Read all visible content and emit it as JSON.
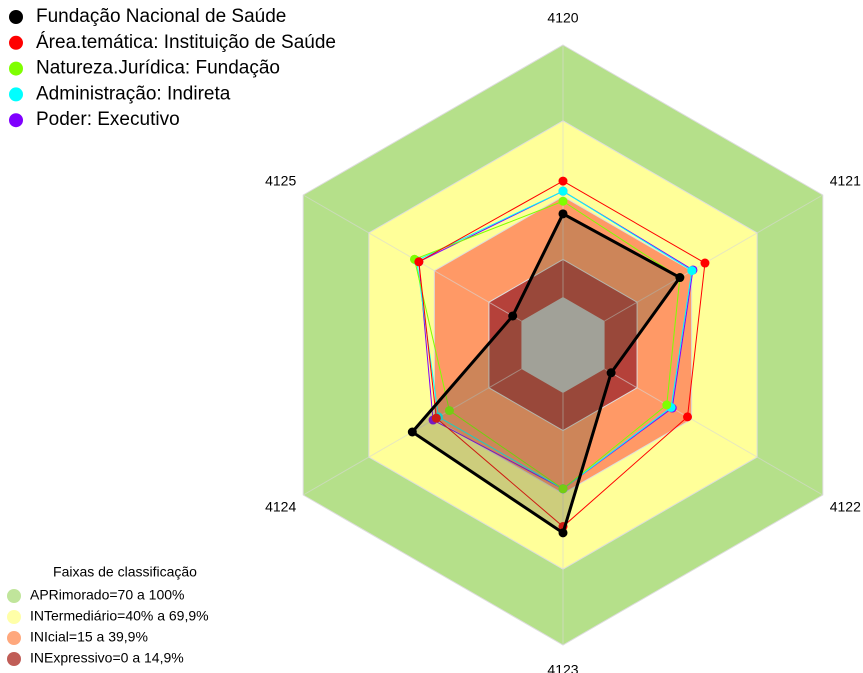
{
  "chart_data": {
    "type": "radar",
    "categories": [
      "4120",
      "4121",
      "4122",
      "4123",
      "4124",
      "4125"
    ],
    "rlim": [
      0,
      100
    ],
    "series": [
      {
        "name": "Fundação Nacional de Saúde",
        "color": "#000000",
        "values": [
          33,
          34.5,
          3,
          55.5,
          50,
          4
        ]
      },
      {
        "name": "Área.temática: Instituição de Saúde",
        "color": "#ff0000",
        "values": [
          46,
          46,
          38,
          53,
          39,
          47
        ]
      },
      {
        "name": "Natureza.Jurídica: Fundação",
        "color": "#7fff00",
        "values": [
          38,
          34.5,
          28.5,
          38,
          33,
          49
        ]
      },
      {
        "name": "Administração: Indireta",
        "color": "#00ffff",
        "values": [
          42,
          40,
          30.5,
          38,
          38,
          48
        ]
      },
      {
        "name": "Poder: Executivo",
        "color": "#8000ff",
        "values": [
          42,
          40.5,
          31,
          38,
          40.5,
          47
        ]
      }
    ],
    "bands_title": "Faixas de classificação",
    "bands": [
      {
        "label": "APRimorado=70 a 100%",
        "color": "#b5e08a",
        "range": [
          70,
          100
        ]
      },
      {
        "label": "INTermediário=40% a 69,9%",
        "color": "#ffff99",
        "range": [
          40,
          69.9
        ]
      },
      {
        "label": "INIcial=15 a 39,9%",
        "color": "#ff9966",
        "range": [
          15,
          39.9
        ]
      },
      {
        "label": "INExpressivo=0 a 14,9%",
        "color": "#b5413a",
        "range": [
          0,
          14.9
        ]
      }
    ]
  }
}
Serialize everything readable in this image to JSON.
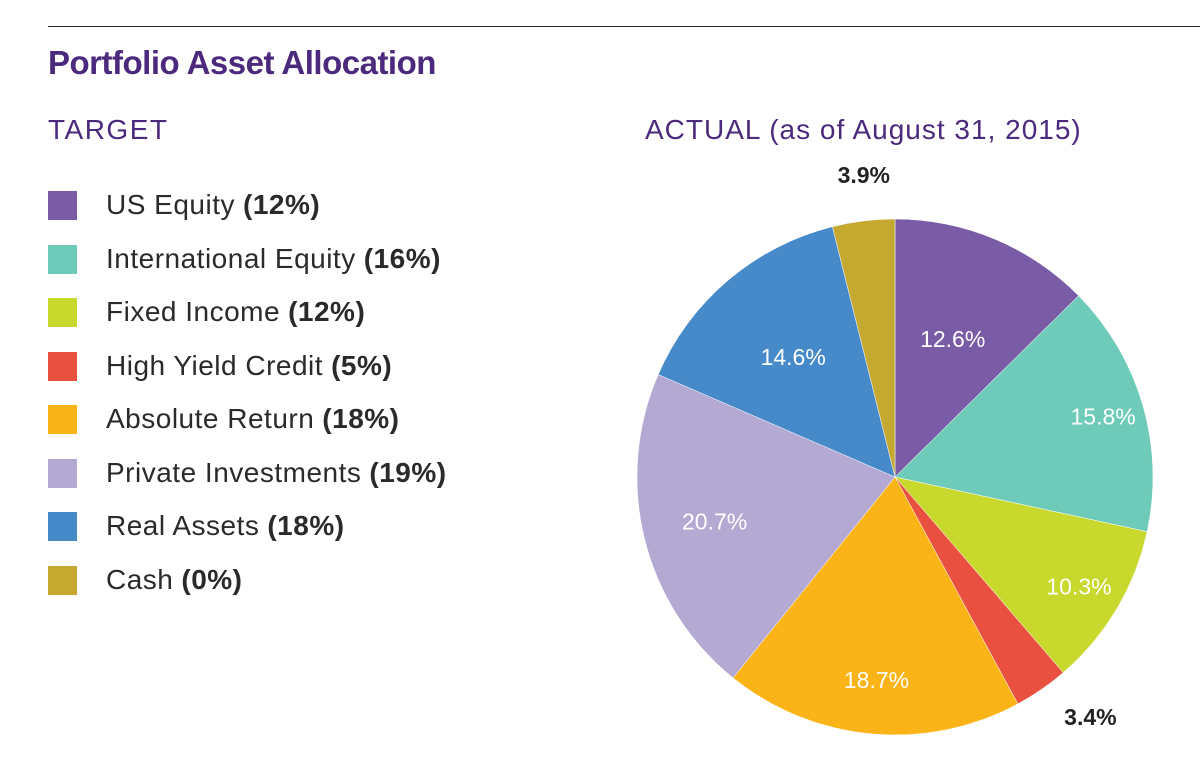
{
  "title": "Portfolio Asset Allocation",
  "target_heading": "TARGET",
  "actual_heading": "ACTUAL (as of August 31, 2015)",
  "legend": [
    {
      "name": "US Equity",
      "value": "(12%)",
      "color": "#7a5ca6"
    },
    {
      "name": "International Equity",
      "value": "(16%)",
      "color": "#6fcbb9"
    },
    {
      "name": "Fixed Income",
      "value": "(12%)",
      "color": "#c9d82d"
    },
    {
      "name": "High Yield Credit",
      "value": "(5%)",
      "color": "#e9503f"
    },
    {
      "name": "Absolute Return",
      "value": "(18%)",
      "color": "#fab417"
    },
    {
      "name": "Private Investments",
      "value": "(19%)",
      "color": "#b3a9d2"
    },
    {
      "name": "Real Assets",
      "value": "(18%)",
      "color": "#468ac9"
    },
    {
      "name": "Cash",
      "value": "(0%)",
      "color": "#c4a830"
    }
  ],
  "chart_data": {
    "type": "pie",
    "title": "ACTUAL (as of August 31, 2015)",
    "categories": [
      "US Equity",
      "International Equity",
      "Fixed Income",
      "High Yield Credit",
      "Absolute Return",
      "Private Investments",
      "Real Assets",
      "Cash"
    ],
    "values": [
      12.6,
      15.8,
      10.3,
      3.4,
      18.7,
      20.7,
      14.6,
      3.9
    ],
    "labels": [
      "12.6%",
      "15.8%",
      "10.3%",
      "3.4%",
      "18.7%",
      "20.7%",
      "14.6%",
      "3.9%"
    ],
    "target_values": [
      12,
      16,
      12,
      5,
      18,
      19,
      18,
      0
    ],
    "colors": [
      "#7a5ca6",
      "#6fcbb9",
      "#c9d82d",
      "#e9503f",
      "#fab417",
      "#b3a9d2",
      "#468ac9",
      "#c4a830"
    ],
    "start_angle": "12 o'clock",
    "direction": "clockwise"
  }
}
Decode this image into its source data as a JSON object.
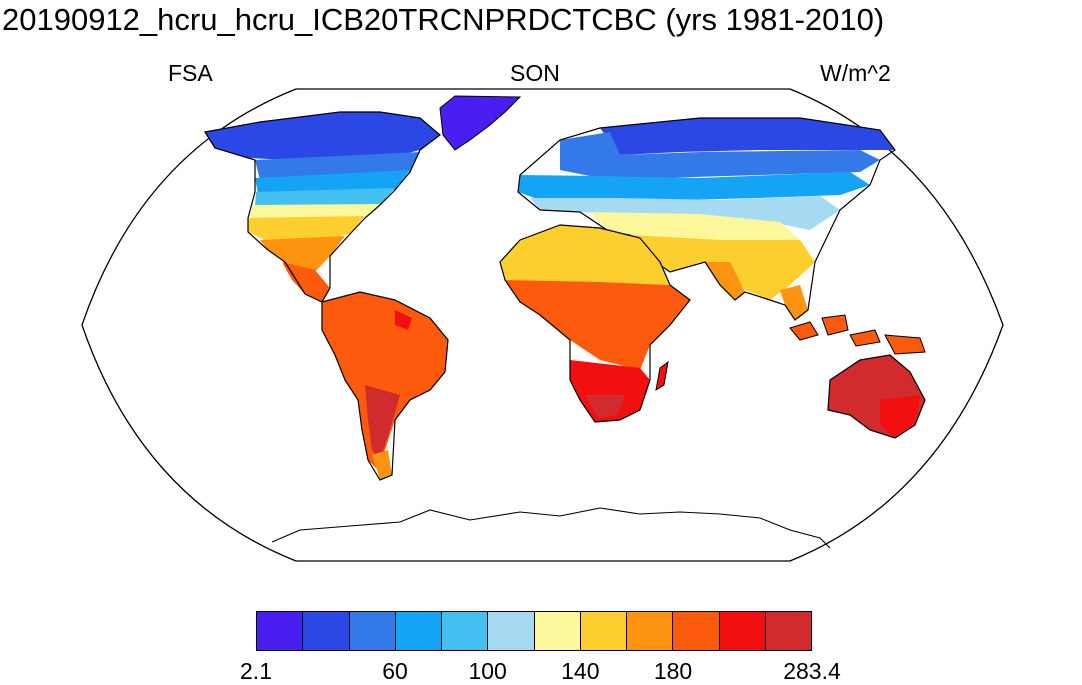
{
  "title": "20190912_hcru_hcru_ICB20TRCNPRDCTCBC (yrs 1981-2010)",
  "left_label": "FSA",
  "center_label": "SON",
  "right_label": "W/m^2",
  "colorbar": {
    "colors": [
      "#4a1ef0",
      "#2b48e6",
      "#3479e8",
      "#14a3f5",
      "#43c0f0",
      "#a6daf2",
      "#fcf79a",
      "#fccf2e",
      "#fc9410",
      "#fc5a0c",
      "#f20f0f",
      "#d12b2e"
    ],
    "labels": [
      {
        "text": "2.1",
        "boundary": 0
      },
      {
        "text": "60",
        "boundary": 3
      },
      {
        "text": "100",
        "boundary": 5
      },
      {
        "text": "140",
        "boundary": 7
      },
      {
        "text": "180",
        "boundary": 9
      },
      {
        "text": "283.4",
        "boundary": 12
      }
    ]
  }
}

########################################

[Goal] Say the number of lines in the listing that hold "Absolute", with no added words.

[The output] 2